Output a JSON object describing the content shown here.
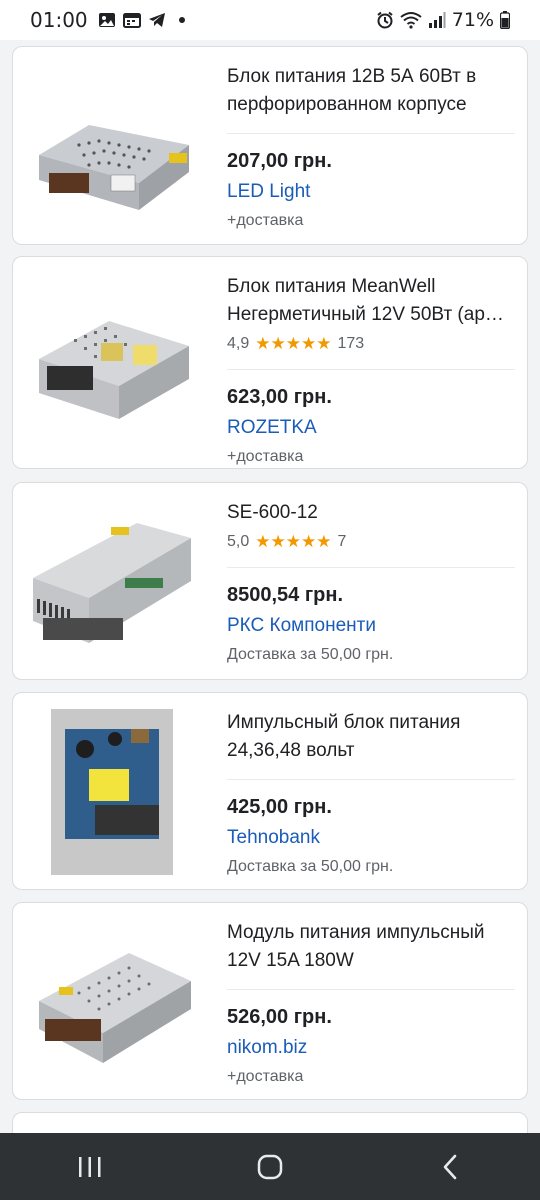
{
  "status_bar": {
    "time": "01:00",
    "battery": "71%"
  },
  "products": [
    {
      "title": "Блок питания 12В 5А 60Вт в перфорированном корпусе",
      "price": "207,00 грн.",
      "store": "LED Light",
      "shipping": "+доставка",
      "rating": null,
      "reviews": null,
      "image": "power-supply-enclosed"
    },
    {
      "title": "Блок питания MeanWell Негерметичный 12V 50Вт (ар…",
      "price": "623,00 грн.",
      "store": "ROZETKA",
      "shipping": "+доставка",
      "rating": "4,9",
      "reviews": "173",
      "image": "power-supply-meanwell"
    },
    {
      "title": "SE-600-12",
      "price": "8500,54 грн.",
      "store": "РКС Компоненти",
      "shipping": "Доставка за 50,00 грн.",
      "rating": "5,0",
      "reviews": "7",
      "image": "power-supply-large"
    },
    {
      "title": "Импульсный блок питания 24,36,48 вольт",
      "price": "425,00 грн.",
      "store": "Tehnobank",
      "shipping": "Доставка за 50,00 грн.",
      "rating": null,
      "reviews": null,
      "image": "pcb-board"
    },
    {
      "title": "Модуль питания импульсный 12V 15A 180W",
      "price": "526,00 грн.",
      "store": "nikom.biz",
      "shipping": "+доставка",
      "rating": null,
      "reviews": null,
      "image": "power-supply-perforated"
    }
  ],
  "stars": "★★★★★",
  "nav": {
    "recents": "recents-icon",
    "home": "home-icon",
    "back": "back-icon"
  }
}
○ ○ ○ ○ ○ ○ ○
• **Given task**:
Look through the entries above. Extract each line with the word "image".

• **The answer**:
      "image": "power-supply-enclosed"
      "image": "power-supply-meanwell"
      "image": "power-supply-large"
      "image": "pcb-board"
      "image": "power-supply-perforated"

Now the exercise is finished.